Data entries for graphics
..........

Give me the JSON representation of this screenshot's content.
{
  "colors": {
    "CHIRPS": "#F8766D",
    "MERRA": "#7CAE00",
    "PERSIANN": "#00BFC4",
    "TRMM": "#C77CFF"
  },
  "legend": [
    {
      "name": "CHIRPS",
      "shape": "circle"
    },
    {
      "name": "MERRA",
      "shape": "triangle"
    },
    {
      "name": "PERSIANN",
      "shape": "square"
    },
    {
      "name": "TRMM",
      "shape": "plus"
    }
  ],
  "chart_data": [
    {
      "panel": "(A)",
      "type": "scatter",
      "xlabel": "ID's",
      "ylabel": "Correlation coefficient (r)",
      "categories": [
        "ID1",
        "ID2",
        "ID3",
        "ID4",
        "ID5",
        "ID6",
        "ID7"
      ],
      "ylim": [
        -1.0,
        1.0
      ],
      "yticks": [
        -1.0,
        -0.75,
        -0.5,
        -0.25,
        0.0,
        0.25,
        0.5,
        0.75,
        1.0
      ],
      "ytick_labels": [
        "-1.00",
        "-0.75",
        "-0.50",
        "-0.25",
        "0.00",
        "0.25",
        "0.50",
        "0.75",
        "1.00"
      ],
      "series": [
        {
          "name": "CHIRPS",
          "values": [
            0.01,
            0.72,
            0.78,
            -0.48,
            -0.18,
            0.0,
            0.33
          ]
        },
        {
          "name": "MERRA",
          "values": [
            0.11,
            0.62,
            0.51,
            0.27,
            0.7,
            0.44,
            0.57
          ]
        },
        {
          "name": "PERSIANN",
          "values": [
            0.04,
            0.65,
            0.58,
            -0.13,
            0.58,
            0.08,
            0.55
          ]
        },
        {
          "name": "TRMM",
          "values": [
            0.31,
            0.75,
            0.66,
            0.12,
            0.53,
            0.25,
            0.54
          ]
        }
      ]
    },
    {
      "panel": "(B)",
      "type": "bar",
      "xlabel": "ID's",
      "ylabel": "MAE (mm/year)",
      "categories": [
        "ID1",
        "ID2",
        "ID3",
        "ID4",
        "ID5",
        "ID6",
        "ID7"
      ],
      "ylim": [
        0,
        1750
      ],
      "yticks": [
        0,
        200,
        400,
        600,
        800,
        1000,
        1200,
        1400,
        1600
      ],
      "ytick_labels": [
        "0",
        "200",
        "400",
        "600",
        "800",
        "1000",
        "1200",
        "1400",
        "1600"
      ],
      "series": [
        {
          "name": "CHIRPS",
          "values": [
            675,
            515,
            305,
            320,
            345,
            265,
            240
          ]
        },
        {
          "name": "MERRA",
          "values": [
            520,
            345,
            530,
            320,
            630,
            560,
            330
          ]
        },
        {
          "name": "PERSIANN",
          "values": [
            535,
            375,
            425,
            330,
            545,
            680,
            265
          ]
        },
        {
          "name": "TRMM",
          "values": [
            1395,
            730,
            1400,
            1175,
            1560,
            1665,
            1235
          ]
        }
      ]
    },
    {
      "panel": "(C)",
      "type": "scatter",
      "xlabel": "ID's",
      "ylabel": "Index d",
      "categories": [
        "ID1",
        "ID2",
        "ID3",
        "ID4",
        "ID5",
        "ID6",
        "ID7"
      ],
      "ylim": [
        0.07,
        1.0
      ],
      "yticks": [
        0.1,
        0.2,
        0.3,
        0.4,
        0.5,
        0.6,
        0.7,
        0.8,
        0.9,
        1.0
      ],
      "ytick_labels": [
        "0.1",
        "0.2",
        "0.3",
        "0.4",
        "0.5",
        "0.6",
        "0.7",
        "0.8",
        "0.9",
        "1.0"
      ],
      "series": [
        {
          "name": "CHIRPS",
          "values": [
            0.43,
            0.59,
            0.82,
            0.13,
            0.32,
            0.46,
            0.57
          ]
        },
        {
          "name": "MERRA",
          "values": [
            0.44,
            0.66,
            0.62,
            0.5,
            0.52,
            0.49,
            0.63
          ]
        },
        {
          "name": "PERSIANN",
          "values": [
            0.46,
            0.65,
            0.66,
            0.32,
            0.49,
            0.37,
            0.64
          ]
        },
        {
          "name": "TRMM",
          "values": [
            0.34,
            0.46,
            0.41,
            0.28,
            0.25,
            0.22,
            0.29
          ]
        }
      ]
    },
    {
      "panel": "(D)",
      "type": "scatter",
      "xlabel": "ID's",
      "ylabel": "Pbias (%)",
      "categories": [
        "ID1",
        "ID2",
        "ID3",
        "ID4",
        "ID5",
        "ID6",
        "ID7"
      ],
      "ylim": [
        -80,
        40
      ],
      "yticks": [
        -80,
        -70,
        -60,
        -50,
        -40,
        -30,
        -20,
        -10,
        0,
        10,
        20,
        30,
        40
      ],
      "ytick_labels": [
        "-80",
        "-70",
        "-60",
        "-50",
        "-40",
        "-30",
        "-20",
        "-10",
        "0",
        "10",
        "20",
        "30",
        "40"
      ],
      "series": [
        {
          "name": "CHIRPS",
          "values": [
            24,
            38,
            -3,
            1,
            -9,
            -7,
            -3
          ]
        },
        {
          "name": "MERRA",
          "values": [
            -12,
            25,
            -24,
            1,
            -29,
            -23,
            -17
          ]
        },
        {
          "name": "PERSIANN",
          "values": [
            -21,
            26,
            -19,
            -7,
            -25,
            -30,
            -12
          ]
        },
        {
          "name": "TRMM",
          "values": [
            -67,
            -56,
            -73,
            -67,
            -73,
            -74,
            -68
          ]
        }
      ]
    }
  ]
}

..........

> [TO BE DONE]: Copy each line holding the word "ylabel" from the listing above.

> [EXERCISE RESPONSE]:
      "ylabel": "Correlation coefficient (r)",
      "ylabel": "MAE (mm/year)",
      "ylabel": "Index d",
      "ylabel": "Pbias (%)",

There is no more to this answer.